[Extracted records]
=-=-=-=-=

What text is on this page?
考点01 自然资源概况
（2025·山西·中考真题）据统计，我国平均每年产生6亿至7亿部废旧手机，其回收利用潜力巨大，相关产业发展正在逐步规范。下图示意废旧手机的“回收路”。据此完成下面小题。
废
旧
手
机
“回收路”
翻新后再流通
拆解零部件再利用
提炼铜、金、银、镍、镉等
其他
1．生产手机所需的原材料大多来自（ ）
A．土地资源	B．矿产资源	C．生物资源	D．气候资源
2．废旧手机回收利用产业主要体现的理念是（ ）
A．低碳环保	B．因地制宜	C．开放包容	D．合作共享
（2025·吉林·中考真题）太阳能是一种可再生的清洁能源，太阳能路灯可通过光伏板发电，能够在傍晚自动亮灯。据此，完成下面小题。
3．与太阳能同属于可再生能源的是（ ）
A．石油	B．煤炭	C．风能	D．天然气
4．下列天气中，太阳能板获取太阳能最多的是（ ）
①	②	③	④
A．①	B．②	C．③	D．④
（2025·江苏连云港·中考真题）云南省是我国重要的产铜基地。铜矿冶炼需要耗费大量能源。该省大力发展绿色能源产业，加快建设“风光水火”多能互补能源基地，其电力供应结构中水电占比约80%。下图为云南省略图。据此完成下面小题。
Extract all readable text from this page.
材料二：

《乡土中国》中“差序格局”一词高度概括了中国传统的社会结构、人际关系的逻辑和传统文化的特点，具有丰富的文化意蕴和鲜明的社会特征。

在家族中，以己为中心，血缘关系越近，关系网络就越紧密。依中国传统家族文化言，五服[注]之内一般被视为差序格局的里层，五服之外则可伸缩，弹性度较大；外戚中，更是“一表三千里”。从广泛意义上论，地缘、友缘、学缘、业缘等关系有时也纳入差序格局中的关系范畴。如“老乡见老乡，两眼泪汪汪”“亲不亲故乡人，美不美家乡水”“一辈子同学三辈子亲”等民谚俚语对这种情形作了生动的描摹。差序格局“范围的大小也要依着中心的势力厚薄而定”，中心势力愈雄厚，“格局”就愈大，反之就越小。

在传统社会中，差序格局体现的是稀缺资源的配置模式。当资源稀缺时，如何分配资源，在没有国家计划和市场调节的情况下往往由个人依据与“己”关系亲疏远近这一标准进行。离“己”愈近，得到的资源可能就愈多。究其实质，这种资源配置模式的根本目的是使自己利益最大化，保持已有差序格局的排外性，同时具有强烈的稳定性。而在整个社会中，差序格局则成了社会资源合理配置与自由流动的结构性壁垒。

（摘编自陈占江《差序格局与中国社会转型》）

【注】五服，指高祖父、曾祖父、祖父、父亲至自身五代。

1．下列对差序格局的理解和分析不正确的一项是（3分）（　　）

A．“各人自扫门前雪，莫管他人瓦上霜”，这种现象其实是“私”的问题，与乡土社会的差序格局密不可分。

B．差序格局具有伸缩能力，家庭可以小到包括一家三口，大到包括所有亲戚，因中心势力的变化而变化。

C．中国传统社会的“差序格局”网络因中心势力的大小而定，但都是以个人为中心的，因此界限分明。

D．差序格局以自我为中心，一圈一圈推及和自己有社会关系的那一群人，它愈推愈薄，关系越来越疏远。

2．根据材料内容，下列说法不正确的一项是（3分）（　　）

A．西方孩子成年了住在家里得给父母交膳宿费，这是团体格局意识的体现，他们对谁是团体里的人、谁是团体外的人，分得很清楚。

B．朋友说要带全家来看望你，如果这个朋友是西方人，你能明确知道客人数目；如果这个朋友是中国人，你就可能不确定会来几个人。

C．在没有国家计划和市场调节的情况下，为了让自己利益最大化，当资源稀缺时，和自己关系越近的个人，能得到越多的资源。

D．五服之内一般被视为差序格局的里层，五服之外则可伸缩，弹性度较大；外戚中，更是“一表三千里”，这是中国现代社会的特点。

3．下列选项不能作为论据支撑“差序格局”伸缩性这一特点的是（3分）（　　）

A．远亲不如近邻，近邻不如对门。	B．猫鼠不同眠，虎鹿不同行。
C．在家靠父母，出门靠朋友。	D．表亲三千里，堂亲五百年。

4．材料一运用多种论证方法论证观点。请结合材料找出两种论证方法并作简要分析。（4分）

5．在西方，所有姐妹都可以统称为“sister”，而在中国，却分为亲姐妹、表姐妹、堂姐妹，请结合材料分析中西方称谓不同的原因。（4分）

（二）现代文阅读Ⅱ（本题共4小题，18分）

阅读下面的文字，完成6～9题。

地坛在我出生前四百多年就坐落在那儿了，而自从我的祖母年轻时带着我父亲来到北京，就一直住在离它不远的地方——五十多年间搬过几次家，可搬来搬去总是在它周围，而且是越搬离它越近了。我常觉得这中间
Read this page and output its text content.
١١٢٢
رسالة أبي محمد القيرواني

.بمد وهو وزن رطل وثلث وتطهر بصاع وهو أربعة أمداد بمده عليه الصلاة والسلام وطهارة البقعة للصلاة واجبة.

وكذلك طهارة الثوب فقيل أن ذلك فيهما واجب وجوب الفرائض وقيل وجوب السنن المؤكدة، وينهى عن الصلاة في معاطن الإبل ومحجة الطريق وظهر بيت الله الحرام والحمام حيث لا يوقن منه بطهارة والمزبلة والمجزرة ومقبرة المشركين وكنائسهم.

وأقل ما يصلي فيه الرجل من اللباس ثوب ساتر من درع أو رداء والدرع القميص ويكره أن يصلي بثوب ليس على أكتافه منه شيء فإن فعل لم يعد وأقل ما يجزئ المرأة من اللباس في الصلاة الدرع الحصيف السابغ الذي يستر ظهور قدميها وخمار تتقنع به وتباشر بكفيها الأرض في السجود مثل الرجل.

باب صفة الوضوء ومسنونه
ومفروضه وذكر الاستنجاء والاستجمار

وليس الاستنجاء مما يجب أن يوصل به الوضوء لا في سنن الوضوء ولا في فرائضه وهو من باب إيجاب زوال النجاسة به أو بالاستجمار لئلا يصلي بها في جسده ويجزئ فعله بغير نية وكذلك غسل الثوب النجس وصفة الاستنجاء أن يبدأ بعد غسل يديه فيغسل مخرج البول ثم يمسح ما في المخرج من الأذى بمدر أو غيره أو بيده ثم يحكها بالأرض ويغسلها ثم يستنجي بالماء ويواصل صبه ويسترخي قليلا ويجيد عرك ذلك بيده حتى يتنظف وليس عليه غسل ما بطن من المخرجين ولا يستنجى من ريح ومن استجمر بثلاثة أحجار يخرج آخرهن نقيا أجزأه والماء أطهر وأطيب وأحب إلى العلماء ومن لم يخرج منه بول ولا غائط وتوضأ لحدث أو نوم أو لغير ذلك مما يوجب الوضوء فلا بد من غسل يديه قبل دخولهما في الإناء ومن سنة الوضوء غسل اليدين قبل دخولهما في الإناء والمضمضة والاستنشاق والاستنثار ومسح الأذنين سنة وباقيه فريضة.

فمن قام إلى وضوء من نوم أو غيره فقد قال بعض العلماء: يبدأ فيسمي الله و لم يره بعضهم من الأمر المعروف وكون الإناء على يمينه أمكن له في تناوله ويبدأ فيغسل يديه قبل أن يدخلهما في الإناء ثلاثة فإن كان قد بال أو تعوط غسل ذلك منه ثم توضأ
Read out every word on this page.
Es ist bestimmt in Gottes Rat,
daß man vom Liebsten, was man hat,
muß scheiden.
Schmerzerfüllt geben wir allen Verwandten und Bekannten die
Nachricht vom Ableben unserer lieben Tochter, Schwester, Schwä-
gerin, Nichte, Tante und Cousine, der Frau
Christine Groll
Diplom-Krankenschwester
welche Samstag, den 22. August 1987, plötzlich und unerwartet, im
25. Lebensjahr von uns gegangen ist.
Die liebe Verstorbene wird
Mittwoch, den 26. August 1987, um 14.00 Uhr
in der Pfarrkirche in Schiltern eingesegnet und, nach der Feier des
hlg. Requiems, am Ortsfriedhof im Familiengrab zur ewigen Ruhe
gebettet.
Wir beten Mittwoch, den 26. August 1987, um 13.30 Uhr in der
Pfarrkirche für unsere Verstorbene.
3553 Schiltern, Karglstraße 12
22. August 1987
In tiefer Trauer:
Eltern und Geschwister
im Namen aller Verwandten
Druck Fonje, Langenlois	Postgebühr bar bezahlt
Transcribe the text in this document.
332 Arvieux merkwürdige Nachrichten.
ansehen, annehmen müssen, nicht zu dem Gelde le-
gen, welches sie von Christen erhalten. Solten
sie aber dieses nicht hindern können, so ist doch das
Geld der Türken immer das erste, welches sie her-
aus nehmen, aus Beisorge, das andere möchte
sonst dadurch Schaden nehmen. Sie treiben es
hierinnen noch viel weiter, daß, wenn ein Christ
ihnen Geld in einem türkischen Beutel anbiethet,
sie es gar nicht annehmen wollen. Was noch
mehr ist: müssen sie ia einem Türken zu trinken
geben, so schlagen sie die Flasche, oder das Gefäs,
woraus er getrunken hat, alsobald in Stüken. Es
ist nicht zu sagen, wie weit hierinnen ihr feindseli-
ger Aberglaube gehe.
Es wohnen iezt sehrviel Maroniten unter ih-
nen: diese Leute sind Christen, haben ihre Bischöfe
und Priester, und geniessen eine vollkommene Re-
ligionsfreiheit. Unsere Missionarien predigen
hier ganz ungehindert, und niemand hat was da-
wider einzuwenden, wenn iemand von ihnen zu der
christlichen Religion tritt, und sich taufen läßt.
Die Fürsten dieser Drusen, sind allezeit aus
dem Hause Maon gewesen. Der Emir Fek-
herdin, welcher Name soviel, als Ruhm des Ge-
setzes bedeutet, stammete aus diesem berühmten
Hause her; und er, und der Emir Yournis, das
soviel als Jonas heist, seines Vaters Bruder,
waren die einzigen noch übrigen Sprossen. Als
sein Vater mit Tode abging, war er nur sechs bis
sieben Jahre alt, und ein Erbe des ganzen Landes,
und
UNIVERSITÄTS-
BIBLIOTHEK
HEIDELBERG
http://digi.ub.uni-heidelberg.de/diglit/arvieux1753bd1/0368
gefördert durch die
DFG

=-=-=-=-=

# [Work to be completed]
Work out how many lines of the listing above include "一表三千里". Answer with the number and nothing more.

# [Response]
2